─── The input

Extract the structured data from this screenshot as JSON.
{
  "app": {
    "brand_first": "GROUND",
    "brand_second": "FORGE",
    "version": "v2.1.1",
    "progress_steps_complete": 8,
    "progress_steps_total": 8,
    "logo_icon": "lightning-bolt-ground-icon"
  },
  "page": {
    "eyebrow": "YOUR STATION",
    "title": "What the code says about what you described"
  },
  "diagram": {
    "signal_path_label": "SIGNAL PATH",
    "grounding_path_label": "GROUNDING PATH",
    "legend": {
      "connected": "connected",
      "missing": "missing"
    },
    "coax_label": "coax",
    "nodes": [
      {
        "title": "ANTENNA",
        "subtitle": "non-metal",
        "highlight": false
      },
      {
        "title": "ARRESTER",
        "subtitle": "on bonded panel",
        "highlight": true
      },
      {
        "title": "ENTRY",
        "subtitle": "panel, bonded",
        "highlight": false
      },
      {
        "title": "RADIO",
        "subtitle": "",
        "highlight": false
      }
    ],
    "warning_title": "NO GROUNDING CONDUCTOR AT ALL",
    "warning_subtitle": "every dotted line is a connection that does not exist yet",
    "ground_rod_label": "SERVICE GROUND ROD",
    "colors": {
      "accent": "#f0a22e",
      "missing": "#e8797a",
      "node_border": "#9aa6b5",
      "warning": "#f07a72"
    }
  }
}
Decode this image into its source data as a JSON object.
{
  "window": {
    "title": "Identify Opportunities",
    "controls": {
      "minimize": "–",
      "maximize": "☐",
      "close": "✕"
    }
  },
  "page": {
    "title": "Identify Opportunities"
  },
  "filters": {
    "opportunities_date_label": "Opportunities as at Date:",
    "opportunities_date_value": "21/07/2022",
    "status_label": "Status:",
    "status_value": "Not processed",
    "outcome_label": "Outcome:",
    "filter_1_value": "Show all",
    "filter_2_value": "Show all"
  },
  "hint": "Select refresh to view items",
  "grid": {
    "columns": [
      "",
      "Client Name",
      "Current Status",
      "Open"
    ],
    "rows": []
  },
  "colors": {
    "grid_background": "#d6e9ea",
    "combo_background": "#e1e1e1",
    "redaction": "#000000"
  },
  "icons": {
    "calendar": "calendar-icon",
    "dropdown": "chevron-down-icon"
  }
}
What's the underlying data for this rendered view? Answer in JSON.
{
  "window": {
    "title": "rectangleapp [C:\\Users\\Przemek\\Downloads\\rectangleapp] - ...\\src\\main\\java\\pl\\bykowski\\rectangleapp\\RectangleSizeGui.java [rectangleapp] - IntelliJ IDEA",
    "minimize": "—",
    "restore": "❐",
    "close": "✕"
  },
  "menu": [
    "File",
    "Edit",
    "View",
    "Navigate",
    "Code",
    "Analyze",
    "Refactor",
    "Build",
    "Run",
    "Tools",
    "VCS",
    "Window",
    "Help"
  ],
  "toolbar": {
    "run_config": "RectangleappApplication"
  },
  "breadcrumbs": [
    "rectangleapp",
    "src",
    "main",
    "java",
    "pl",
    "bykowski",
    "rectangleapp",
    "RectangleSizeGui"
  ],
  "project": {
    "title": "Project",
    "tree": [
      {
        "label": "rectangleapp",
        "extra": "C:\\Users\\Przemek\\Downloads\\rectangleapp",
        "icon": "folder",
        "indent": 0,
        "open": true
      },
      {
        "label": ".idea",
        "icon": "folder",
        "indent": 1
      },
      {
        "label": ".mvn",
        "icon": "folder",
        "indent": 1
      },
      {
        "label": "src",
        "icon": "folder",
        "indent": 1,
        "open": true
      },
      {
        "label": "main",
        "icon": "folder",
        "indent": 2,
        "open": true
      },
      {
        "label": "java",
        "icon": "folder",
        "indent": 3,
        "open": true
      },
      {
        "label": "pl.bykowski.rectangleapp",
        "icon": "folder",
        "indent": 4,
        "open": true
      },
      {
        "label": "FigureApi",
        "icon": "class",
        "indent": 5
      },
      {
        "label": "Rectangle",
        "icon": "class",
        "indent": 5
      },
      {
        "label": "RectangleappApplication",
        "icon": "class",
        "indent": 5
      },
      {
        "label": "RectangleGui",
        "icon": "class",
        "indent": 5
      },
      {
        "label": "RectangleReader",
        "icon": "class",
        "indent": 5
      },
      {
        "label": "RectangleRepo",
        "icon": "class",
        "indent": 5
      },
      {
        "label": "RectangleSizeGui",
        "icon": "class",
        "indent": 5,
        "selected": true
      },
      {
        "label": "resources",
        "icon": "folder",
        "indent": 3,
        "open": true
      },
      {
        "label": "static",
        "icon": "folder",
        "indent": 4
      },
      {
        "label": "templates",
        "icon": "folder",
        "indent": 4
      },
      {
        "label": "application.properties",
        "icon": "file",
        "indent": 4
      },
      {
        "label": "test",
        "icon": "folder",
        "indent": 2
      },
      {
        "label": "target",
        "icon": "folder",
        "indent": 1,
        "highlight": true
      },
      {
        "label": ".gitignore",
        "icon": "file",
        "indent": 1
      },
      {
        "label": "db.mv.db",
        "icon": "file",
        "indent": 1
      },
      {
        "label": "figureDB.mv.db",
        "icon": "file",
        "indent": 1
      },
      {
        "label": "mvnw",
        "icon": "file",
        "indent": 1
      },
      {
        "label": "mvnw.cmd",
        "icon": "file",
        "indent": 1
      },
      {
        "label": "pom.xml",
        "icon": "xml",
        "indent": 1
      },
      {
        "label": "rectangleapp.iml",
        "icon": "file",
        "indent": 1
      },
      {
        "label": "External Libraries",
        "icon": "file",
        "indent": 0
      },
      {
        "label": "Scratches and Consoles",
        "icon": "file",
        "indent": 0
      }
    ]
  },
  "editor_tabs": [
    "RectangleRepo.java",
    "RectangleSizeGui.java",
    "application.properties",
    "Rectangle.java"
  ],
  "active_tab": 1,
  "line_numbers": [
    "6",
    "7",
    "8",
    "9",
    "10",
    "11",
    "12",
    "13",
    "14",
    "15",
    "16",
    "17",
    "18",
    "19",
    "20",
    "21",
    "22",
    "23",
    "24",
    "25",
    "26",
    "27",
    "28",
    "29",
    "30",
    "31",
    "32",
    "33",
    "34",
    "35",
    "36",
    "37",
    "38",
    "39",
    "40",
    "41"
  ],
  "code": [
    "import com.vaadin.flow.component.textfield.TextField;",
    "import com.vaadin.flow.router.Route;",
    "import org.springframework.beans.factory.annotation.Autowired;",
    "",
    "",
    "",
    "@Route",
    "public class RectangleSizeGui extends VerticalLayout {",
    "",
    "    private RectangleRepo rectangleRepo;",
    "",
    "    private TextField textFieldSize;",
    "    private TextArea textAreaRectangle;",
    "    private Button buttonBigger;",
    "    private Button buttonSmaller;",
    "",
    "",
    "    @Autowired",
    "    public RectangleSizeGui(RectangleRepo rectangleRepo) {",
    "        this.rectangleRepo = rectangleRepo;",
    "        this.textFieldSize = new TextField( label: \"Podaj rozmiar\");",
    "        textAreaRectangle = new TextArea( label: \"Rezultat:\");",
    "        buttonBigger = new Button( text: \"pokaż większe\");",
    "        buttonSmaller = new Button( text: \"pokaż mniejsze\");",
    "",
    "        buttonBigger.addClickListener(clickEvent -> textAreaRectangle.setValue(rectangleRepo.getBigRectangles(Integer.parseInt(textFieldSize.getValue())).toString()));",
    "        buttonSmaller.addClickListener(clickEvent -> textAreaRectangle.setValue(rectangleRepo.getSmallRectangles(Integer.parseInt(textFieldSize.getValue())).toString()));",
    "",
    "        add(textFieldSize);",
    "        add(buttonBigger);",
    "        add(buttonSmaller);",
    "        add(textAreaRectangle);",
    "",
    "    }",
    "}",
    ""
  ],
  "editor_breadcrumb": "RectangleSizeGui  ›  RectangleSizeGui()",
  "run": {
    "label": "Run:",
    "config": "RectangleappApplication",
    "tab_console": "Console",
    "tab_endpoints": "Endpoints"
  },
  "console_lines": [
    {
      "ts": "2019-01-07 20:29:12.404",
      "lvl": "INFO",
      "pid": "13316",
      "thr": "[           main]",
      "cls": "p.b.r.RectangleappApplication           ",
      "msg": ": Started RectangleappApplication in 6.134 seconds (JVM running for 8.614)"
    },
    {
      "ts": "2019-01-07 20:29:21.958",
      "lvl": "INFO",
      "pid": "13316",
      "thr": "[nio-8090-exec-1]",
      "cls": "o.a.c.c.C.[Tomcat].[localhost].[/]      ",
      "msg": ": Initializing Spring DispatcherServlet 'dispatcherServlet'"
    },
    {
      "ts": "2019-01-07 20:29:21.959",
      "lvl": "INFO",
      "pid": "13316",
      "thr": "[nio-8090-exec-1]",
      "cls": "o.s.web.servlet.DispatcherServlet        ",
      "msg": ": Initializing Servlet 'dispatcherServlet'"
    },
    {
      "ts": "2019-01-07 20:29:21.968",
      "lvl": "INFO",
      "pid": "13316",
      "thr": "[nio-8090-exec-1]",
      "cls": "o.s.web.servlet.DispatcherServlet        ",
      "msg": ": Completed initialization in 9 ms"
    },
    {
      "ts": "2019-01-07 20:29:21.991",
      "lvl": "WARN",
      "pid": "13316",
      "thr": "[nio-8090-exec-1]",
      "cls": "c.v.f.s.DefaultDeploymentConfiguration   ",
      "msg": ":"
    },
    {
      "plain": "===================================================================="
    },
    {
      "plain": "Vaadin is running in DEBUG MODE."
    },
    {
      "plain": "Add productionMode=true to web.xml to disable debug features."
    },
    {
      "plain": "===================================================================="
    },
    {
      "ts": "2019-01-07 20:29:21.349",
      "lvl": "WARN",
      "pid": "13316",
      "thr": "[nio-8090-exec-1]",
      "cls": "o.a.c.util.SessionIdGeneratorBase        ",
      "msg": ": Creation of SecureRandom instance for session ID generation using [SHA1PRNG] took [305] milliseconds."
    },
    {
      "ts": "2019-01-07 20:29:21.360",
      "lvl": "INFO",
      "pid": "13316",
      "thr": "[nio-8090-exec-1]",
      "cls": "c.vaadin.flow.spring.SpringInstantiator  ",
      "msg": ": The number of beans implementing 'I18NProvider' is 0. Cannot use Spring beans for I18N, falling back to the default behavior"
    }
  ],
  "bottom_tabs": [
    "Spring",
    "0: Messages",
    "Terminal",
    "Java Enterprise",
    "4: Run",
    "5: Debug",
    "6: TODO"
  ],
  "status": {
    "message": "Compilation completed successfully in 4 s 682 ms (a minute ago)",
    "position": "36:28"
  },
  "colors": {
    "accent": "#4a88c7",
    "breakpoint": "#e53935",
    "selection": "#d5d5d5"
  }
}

──────

Required task:
Out of the preceding entries, pull every line containing the string "Show".

Finished exercise:
    "filter_1_value": "Show all",
    "filter_2_value": "Show all"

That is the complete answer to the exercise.